• [DATA PROVIDED]:

··········

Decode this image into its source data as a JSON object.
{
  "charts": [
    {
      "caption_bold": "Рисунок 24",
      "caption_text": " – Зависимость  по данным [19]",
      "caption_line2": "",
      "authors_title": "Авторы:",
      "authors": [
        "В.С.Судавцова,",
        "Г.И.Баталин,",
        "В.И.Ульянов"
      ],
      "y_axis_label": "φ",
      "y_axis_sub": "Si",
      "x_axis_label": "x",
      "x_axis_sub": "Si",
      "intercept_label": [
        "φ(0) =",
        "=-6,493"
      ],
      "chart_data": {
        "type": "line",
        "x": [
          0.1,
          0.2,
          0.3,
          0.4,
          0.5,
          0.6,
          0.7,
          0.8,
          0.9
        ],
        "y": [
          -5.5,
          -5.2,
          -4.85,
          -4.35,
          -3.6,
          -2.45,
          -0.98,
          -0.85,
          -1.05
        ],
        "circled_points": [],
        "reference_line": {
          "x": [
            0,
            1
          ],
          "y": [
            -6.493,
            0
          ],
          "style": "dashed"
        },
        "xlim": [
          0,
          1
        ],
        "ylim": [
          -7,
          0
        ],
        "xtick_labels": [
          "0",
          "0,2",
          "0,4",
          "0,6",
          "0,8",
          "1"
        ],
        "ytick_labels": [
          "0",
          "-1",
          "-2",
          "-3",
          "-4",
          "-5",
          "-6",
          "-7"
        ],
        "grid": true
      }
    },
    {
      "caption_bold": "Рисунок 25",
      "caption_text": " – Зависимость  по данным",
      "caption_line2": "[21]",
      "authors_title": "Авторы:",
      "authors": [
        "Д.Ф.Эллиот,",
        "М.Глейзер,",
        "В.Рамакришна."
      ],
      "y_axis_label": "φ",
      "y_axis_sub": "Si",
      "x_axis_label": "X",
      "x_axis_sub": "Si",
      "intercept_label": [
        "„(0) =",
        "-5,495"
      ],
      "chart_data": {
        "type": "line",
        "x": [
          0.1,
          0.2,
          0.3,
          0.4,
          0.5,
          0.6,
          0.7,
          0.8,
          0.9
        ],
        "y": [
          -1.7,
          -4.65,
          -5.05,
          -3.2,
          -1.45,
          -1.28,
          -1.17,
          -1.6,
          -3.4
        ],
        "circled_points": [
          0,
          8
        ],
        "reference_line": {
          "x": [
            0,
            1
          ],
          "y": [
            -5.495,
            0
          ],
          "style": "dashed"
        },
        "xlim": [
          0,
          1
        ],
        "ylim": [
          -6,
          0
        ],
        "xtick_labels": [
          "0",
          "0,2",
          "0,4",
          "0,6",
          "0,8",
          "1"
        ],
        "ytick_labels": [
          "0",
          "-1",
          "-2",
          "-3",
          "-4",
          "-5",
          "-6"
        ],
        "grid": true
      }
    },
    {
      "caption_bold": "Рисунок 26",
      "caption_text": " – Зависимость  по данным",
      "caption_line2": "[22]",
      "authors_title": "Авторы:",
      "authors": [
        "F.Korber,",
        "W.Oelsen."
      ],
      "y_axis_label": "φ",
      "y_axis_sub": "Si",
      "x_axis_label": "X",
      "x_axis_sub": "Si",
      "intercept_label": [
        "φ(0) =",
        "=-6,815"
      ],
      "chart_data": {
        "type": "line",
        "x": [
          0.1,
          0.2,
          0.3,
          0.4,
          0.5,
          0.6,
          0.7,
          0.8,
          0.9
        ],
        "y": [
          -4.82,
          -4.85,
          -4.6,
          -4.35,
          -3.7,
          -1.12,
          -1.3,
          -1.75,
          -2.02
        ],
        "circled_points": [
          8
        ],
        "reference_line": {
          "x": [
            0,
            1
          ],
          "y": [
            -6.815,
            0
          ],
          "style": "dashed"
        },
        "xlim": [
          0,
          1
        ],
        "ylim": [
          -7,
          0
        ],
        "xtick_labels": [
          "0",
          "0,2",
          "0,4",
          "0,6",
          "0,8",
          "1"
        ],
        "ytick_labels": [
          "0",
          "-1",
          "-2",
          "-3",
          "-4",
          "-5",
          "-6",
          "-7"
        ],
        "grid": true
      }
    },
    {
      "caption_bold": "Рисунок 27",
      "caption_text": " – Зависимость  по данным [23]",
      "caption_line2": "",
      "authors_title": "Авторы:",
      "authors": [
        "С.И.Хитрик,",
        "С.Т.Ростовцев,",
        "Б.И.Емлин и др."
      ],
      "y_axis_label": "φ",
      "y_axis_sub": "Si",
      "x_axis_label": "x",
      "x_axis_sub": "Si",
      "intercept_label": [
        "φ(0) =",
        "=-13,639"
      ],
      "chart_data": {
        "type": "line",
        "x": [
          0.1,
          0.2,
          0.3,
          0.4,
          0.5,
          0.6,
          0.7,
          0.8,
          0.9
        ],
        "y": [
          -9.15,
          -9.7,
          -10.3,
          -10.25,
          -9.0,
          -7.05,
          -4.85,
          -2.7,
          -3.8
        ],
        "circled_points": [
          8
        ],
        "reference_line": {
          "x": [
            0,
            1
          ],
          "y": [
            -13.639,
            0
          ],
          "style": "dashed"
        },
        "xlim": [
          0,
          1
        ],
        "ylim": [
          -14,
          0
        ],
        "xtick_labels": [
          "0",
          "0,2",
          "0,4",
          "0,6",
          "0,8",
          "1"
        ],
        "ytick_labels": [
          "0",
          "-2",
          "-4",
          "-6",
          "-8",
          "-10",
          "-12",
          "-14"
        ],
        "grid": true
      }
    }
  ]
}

··········

• [YOUR TASK]:
Which lines contain "Зависимость"? Copy each of them out.

• [EXERCISE RESULT]:
      "caption_text": " – Зависимость  по данным [19]",
      "caption_text": " – Зависимость  по данным",
      "caption_text": " – Зависимость  по данным",
      "caption_text": " – Зависимость  по данным [23]",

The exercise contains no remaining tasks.